Prompt:
Reproduce the entries in full, with no changes.

Material:
---*---

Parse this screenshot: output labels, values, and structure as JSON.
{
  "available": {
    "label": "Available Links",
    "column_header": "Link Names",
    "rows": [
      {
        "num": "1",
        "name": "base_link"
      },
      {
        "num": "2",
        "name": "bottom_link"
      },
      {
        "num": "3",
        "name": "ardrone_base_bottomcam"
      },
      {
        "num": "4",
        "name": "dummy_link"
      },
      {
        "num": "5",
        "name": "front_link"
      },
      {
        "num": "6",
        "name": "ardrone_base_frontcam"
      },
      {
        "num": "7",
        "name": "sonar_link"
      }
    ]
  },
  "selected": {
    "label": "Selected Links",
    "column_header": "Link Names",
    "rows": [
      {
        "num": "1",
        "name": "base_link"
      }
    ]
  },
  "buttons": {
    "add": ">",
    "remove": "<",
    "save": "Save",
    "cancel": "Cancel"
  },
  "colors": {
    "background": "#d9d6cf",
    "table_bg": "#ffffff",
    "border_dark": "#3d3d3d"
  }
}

---*---

Complete output:
Parse this screenshot: output labels, values, and structure as JSON.
{
  "available": {
    "label": "Available Links",
    "column_header": "Link Names",
    "rows": [
      {
        "num": "1",
        "name": "base_link"
      },
      {
        "num": "2",
        "name": "bottom_link"
      },
      {
        "num": "3",
        "name": "ardrone_base_bottomcam"
      },
      {
        "num": "4",
        "name": "dummy_link"
      },
      {
        "num": "5",
        "name": "front_link"
      },
      {
        "num": "6",
        "name": "ardrone_base_frontcam"
      },
      {
        "num": "7",
        "name": "sonar_link"
      }
    ]
  },
  "selected": {
    "label": "Selected Links",
    "column_header": "Link Names",
    "rows": [
      {
        "num": "1",
        "name": "base_link"
      }
    ]
  },
  "buttons": {
    "add": ">",
    "remove": "<",
    "save": "Save",
    "cancel": "Cancel"
  },
  "colors": {
    "background": "#d9d6cf",
    "table_bg": "#ffffff",
    "border_dark": "#3d3d3d"
  }
}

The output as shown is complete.